_THE TASK_
Give the number of lines in the records below that include "分别下列情况", and nothing more.

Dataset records
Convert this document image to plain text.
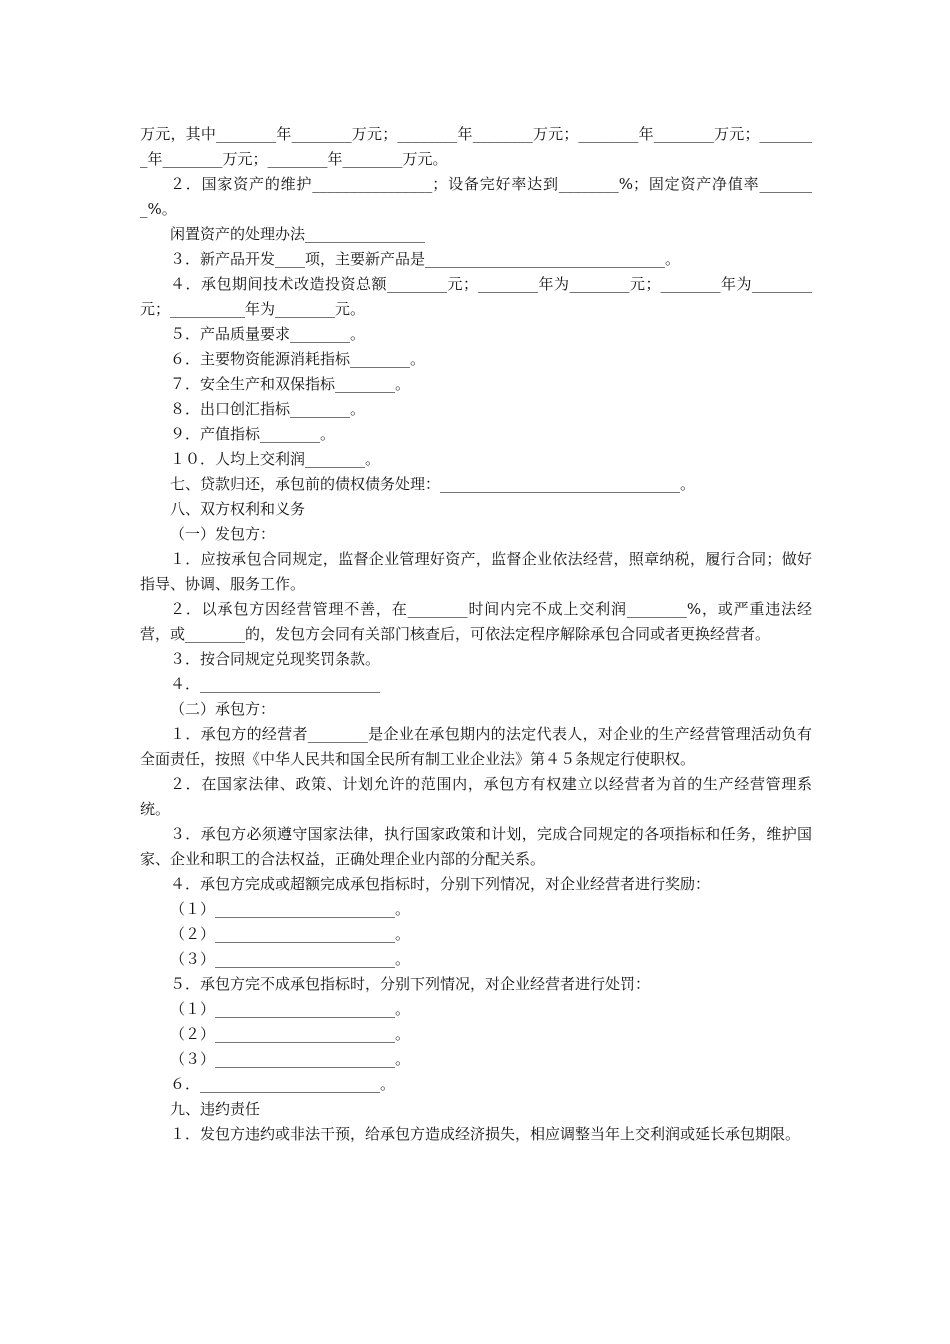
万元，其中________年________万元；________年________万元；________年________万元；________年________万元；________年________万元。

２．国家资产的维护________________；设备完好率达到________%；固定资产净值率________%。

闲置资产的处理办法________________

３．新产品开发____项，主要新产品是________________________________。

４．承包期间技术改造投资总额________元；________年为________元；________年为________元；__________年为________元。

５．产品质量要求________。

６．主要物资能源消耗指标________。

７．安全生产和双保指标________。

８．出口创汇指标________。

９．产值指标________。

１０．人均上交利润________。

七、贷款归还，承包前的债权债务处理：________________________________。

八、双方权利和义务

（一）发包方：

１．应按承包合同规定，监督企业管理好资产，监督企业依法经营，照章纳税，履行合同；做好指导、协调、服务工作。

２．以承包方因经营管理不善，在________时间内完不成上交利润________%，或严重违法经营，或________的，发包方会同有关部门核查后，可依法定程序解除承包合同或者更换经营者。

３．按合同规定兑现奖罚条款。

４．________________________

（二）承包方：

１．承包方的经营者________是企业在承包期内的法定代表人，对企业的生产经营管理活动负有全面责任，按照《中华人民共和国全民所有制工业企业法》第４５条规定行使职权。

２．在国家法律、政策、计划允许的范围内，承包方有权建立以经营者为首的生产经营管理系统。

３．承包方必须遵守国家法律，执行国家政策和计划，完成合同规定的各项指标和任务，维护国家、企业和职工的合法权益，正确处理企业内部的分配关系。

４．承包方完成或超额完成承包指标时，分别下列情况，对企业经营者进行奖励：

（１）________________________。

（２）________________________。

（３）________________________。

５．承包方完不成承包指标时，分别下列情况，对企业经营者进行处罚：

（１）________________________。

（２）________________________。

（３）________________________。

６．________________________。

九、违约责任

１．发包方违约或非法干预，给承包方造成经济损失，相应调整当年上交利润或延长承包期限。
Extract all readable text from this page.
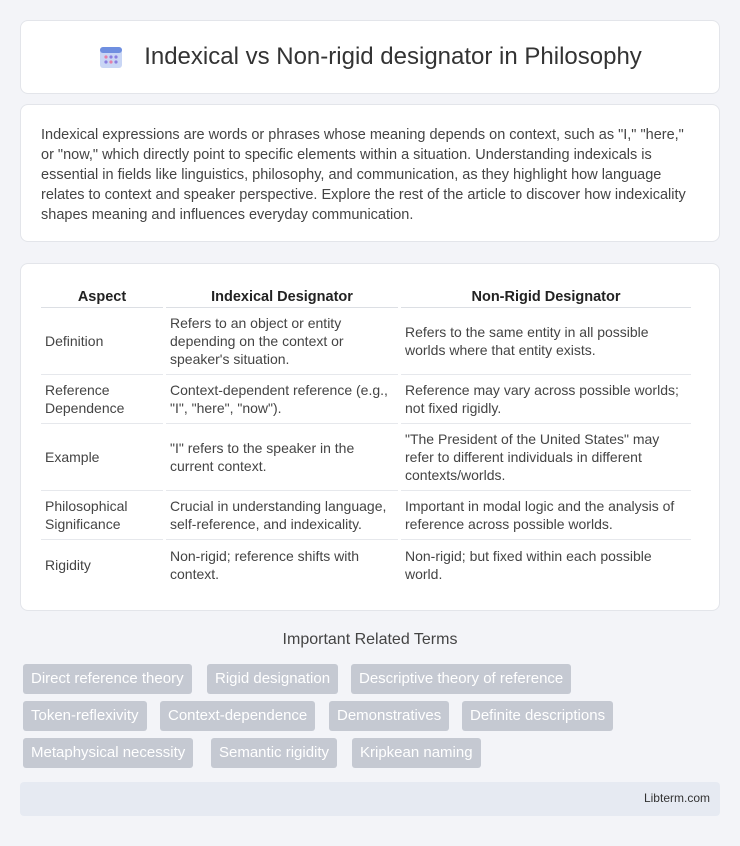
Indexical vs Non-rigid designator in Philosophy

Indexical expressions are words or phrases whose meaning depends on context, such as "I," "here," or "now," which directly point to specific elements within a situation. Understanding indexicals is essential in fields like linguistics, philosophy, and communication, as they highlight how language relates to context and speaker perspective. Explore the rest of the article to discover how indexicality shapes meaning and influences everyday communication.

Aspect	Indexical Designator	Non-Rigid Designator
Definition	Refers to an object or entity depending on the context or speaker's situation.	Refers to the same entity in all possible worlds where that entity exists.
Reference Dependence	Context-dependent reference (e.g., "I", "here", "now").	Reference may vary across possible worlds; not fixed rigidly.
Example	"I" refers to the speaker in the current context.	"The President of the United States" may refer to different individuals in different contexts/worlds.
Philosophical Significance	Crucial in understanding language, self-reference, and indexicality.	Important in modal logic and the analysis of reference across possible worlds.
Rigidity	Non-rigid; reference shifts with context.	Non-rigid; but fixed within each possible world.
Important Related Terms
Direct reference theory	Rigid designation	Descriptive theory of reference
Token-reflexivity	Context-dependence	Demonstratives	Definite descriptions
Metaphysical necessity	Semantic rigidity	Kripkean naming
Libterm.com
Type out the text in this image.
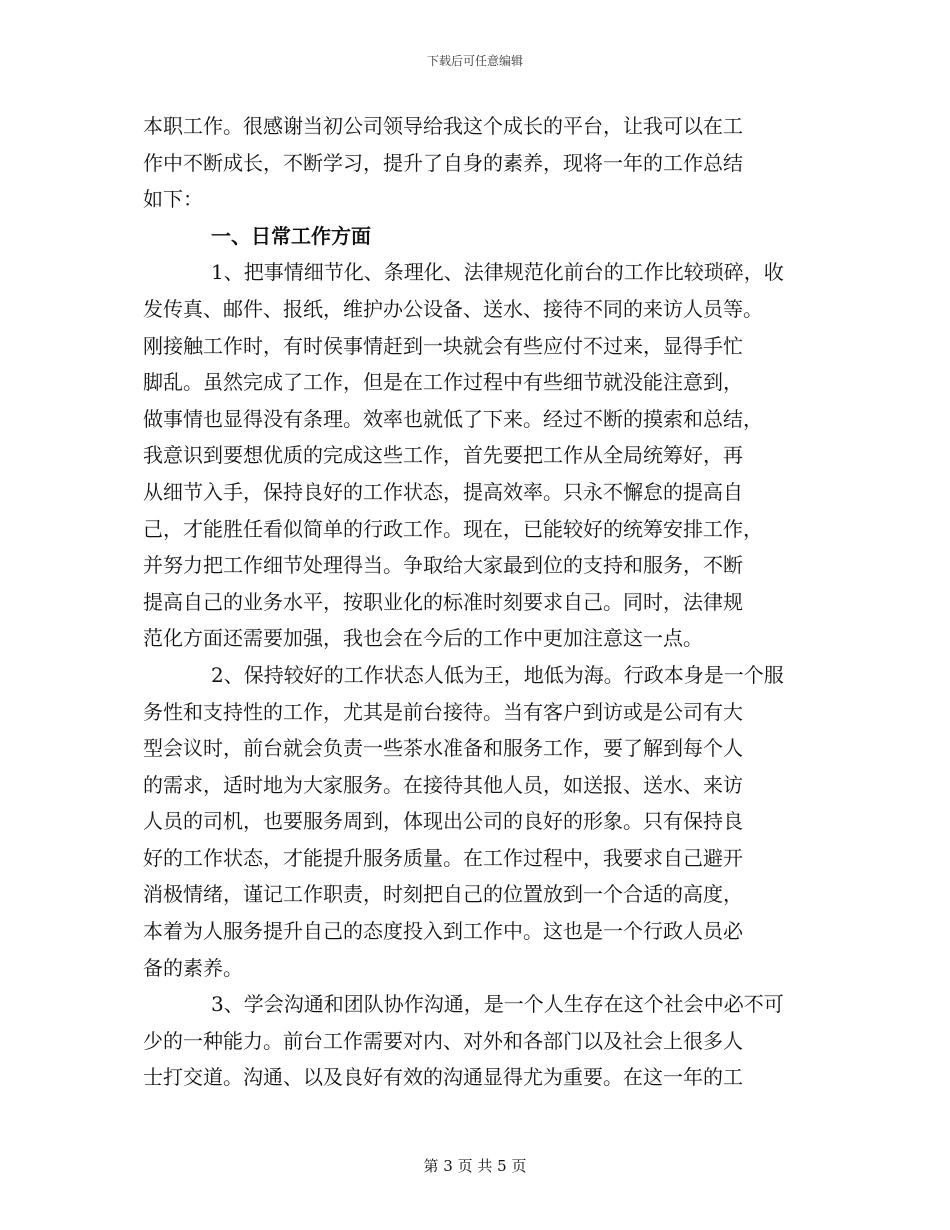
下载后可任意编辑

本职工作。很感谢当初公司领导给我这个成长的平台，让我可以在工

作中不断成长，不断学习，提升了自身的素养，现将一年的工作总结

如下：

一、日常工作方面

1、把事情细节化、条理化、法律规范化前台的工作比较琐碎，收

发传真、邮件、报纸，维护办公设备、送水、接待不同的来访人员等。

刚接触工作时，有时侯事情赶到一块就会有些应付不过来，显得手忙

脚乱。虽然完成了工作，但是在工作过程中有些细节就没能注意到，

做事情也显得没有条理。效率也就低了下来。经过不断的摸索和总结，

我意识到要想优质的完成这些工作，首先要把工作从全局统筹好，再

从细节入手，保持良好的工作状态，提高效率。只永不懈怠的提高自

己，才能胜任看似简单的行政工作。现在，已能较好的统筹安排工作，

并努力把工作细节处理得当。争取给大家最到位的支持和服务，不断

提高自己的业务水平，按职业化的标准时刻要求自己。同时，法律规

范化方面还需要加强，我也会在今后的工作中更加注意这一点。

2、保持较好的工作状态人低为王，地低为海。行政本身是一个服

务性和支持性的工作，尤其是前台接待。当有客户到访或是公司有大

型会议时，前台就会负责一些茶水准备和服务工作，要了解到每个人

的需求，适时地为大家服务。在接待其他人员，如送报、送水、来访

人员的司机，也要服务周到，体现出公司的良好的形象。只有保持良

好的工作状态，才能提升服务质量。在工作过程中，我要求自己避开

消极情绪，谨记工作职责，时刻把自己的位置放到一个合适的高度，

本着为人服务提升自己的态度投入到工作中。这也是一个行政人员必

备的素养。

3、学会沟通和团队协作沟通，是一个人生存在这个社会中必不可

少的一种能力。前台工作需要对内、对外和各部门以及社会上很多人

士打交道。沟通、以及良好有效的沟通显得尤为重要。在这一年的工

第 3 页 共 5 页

_ANSWER TO THE PROBLEM_
2